[Extracted data entries]
::::::::::

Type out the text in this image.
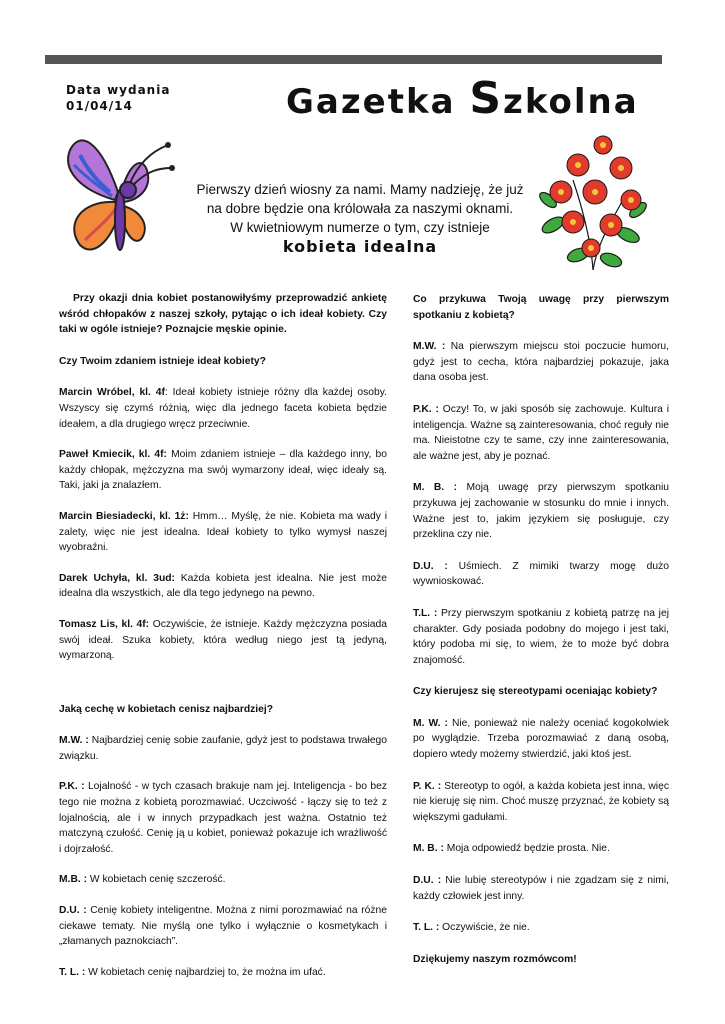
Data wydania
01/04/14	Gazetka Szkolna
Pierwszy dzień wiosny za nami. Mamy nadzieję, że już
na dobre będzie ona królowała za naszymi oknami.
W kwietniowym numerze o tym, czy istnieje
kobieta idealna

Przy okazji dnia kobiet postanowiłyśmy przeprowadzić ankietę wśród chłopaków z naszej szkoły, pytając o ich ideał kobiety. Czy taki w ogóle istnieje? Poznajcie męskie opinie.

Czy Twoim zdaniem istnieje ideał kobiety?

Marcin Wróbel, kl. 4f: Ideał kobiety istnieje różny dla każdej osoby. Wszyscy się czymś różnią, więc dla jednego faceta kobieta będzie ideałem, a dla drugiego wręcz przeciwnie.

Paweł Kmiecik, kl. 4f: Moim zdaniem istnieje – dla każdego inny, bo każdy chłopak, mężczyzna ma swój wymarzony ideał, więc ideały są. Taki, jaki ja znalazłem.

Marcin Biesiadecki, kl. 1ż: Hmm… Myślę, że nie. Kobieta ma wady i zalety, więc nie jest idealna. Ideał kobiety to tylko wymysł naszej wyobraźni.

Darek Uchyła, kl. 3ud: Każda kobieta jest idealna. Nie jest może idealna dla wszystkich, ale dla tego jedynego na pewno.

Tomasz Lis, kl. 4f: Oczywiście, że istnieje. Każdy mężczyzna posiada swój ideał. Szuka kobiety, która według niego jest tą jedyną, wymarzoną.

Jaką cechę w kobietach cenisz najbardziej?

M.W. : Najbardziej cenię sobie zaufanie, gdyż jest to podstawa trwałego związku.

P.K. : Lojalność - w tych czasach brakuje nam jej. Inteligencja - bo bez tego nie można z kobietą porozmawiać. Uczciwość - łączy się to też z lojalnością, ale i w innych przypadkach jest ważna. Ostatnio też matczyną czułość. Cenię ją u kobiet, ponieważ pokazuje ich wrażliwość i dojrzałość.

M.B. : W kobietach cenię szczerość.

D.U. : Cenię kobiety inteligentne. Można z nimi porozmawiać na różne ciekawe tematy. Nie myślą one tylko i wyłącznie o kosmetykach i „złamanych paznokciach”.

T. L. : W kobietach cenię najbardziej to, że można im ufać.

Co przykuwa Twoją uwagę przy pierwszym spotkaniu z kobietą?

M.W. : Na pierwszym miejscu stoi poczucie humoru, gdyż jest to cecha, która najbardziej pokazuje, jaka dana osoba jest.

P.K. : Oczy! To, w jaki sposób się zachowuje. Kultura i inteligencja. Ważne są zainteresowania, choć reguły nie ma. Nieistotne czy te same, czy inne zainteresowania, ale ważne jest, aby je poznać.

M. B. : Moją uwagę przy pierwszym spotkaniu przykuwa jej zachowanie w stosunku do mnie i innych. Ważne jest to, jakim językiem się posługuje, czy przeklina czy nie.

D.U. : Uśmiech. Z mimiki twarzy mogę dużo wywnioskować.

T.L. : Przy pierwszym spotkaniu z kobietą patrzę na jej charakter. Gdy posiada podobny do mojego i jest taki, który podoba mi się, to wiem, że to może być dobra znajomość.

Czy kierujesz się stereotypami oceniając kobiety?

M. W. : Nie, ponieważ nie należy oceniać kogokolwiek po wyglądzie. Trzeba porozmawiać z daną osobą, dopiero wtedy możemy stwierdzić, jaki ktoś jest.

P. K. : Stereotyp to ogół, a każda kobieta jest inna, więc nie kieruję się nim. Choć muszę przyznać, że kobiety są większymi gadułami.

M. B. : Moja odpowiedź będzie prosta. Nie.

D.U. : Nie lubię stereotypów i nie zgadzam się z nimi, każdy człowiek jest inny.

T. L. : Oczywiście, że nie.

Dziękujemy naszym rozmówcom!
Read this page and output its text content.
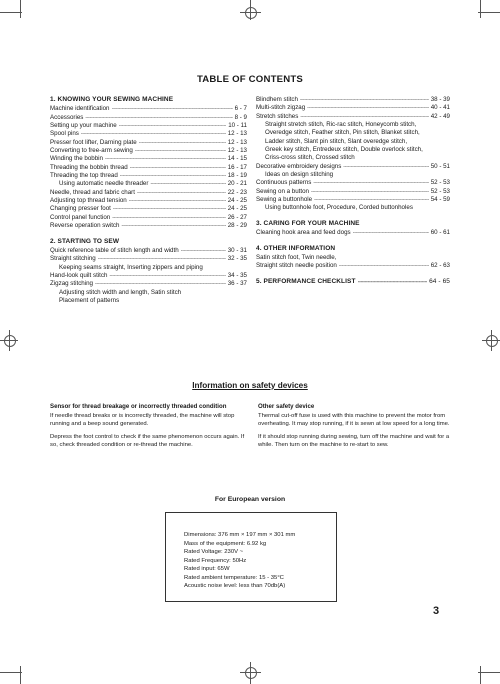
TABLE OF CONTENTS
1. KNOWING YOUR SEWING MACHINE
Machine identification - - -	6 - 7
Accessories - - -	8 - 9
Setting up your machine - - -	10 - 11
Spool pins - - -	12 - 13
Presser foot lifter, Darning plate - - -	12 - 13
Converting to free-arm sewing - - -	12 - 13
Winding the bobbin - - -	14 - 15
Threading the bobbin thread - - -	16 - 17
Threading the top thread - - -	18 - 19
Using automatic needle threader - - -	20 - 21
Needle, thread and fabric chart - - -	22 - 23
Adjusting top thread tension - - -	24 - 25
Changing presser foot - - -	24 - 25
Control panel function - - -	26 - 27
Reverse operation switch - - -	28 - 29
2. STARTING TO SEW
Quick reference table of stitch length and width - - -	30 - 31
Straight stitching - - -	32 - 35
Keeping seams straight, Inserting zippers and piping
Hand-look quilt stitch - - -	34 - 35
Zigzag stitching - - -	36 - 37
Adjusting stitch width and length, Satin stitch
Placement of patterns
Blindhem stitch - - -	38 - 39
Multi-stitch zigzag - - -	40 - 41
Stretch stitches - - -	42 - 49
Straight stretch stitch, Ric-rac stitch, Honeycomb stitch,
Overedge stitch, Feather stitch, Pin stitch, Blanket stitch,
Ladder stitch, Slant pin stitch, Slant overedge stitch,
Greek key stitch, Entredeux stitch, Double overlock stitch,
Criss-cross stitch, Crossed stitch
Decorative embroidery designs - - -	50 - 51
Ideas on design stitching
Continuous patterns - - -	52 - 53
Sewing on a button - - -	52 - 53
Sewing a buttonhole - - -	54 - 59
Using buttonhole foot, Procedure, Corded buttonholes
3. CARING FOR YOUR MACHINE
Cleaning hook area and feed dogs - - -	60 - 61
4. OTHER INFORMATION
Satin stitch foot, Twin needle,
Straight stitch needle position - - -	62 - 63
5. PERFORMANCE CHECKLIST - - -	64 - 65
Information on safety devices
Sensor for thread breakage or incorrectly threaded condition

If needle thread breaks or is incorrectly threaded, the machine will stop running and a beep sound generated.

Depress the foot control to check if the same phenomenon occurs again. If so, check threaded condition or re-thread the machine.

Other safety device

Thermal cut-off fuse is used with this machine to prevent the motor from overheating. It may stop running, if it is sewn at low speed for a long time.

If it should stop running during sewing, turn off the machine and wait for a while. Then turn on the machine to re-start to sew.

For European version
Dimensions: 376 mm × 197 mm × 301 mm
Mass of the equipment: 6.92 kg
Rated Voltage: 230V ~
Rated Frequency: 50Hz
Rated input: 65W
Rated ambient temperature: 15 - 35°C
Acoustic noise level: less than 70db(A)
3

::::::::::

» The problem
Leave out the pictures and give the rest of the records again exactly.

» Answer to the problem
Type out the text in this image.
Data wydania
01/04/14	Gazetka Szkolna
Pierwszy dzień wiosny za nami. Mamy nadzieję, że już
na dobre będzie ona królowała za naszymi oknami.
W kwietniowym numerze o tym, czy istnieje
kobieta idealna

Przy okazji dnia kobiet postanowiłyśmy przeprowadzić ankietę wśród chłopaków z naszej szkoły, pytając o ich ideał kobiety. Czy taki w ogóle istnieje? Poznajcie męskie opinie.

Czy Twoim zdaniem istnieje ideał kobiety?

Marcin Wróbel, kl. 4f: Ideał kobiety istnieje różny dla każdej osoby. Wszyscy się czymś różnią, więc dla jednego faceta kobieta będzie ideałem, a dla drugiego wręcz przeciwnie.

Paweł Kmiecik, kl. 4f: Moim zdaniem istnieje – dla każdego inny, bo każdy chłopak, mężczyzna ma swój wymarzony ideał, więc ideały są. Taki, jaki ja znalazłem.

Marcin Biesiadecki, kl. 1ż: Hmm… Myślę, że nie. Kobieta ma wady i zalety, więc nie jest idealna. Ideał kobiety to tylko wymysł naszej wyobraźni.

Darek Uchyła, kl. 3ud: Każda kobieta jest idealna. Nie jest może idealna dla wszystkich, ale dla tego jedynego na pewno.

Tomasz Lis, kl. 4f: Oczywiście, że istnieje. Każdy mężczyzna posiada swój ideał. Szuka kobiety, która według niego jest tą jedyną, wymarzoną.

Jaką cechę w kobietach cenisz najbardziej?

M.W. : Najbardziej cenię sobie zaufanie, gdyż jest to podstawa trwałego związku.

P.K. : Lojalność - w tych czasach brakuje nam jej. Inteligencja - bo bez tego nie można z kobietą porozmawiać. Uczciwość - łączy się to też z lojalnością, ale i w innych przypadkach jest ważna. Ostatnio też matczyną czułość. Cenię ją u kobiet, ponieważ pokazuje ich wrażliwość i dojrzałość.

M.B. : W kobietach cenię szczerość.

D.U. : Cenię kobiety inteligentne. Można z nimi porozmawiać na różne ciekawe tematy. Nie myślą one tylko i wyłącznie o kosmetykach i „złamanych paznokciach”.

T. L. : W kobietach cenię najbardziej to, że można im ufać.

Co przykuwa Twoją uwagę przy pierwszym spotkaniu z kobietą?

M.W. : Na pierwszym miejscu stoi poczucie humoru, gdyż jest to cecha, która najbardziej pokazuje, jaka dana osoba jest.

P.K. : Oczy! To, w jaki sposób się zachowuje. Kultura i inteligencja. Ważne są zainteresowania, choć reguły nie ma. Nieistotne czy te same, czy inne zainteresowania, ale ważne jest, aby je poznać.

M. B. : Moją uwagę przy pierwszym spotkaniu przykuwa jej zachowanie w stosunku do mnie i innych. Ważne jest to, jakim językiem się posługuje, czy przeklina czy nie.

D.U. : Uśmiech. Z mimiki twarzy mogę dużo wywnioskować.

T.L. : Przy pierwszym spotkaniu z kobietą patrzę na jej charakter. Gdy posiada podobny do mojego i jest taki, który podoba mi się, to wiem, że to może być dobra znajomość.

Czy kierujesz się stereotypami oceniając kobiety?

M. W. : Nie, ponieważ nie należy oceniać kogokolwiek po wyglądzie. Trzeba porozmawiać z daną osobą, dopiero wtedy możemy stwierdzić, jaki ktoś jest.

P. K. : Stereotyp to ogół, a każda kobieta jest inna, więc nie kieruję się nim. Choć muszę przyznać, że kobiety są większymi gadułami.

M. B. : Moja odpowiedź będzie prosta. Nie.

D.U. : Nie lubię stereotypów i nie zgadzam się z nimi, każdy człowiek jest inny.

T. L. : Oczywiście, że nie.

Dziękujemy naszym rozmówcom!
Read this page and output its text content.
TABLE OF CONTENTS
1. KNOWING YOUR SEWING MACHINE
Machine identification - - -	6 - 7
Accessories - - -	8 - 9
Setting up your machine - - -	10 - 11
Spool pins - - -	12 - 13
Presser foot lifter, Darning plate - - -	12 - 13
Converting to free-arm sewing - - -	12 - 13
Winding the bobbin - - -	14 - 15
Threading the bobbin thread - - -	16 - 17
Threading the top thread - - -	18 - 19
Using automatic needle threader - - -	20 - 21
Needle, thread and fabric chart - - -	22 - 23
Adjusting top thread tension - - -	24 - 25
Changing presser foot - - -	24 - 25
Control panel function - - -	26 - 27
Reverse operation switch - - -	28 - 29
2. STARTING TO SEW
Quick reference table of stitch length and width - - -	30 - 31
Straight stitching - - -	32 - 35
Keeping seams straight, Inserting zippers and piping
Hand-look quilt stitch - - -	34 - 35
Zigzag stitching - - -	36 - 37
Adjusting stitch width and length, Satin stitch
Placement of patterns
Blindhem stitch - - -	38 - 39
Multi-stitch zigzag - - -	40 - 41
Stretch stitches - - -	42 - 49
Straight stretch stitch, Ric-rac stitch, Honeycomb stitch,
Overedge stitch, Feather stitch, Pin stitch, Blanket stitch,
Ladder stitch, Slant pin stitch, Slant overedge stitch,
Greek key stitch, Entredeux stitch, Double overlock stitch,
Criss-cross stitch, Crossed stitch
Decorative embroidery designs - - -	50 - 51
Ideas on design stitching
Continuous patterns - - -	52 - 53
Sewing on a button - - -	52 - 53
Sewing a buttonhole - - -	54 - 59
Using buttonhole foot, Procedure, Corded buttonholes
3. CARING FOR YOUR MACHINE
Cleaning hook area and feed dogs - - -	60 - 61
4. OTHER INFORMATION
Satin stitch foot, Twin needle,
Straight stitch needle position - - -	62 - 63
5. PERFORMANCE CHECKLIST - - -	64 - 65
Information on safety devices
Sensor for thread breakage or incorrectly threaded condition

If needle thread breaks or is incorrectly threaded, the machine will stop running and a beep sound generated.

Depress the foot control to check if the same phenomenon occurs again. If so, check threaded condition or re-thread the machine.

Other safety device

Thermal cut-off fuse is used with this machine to prevent the motor from overheating. It may stop running, if it is sewn at low speed for a long time.

If it should stop running during sewing, turn off the machine and wait for a while. Then turn on the machine to re-start to sew.

For European version
Dimensions: 376 mm × 197 mm × 301 mm
Mass of the equipment: 6.92 kg
Rated Voltage: 230V ~
Rated Frequency: 50Hz
Rated input: 65W
Rated ambient temperature: 15 - 35°C
Acoustic noise level: less than 70db(A)
3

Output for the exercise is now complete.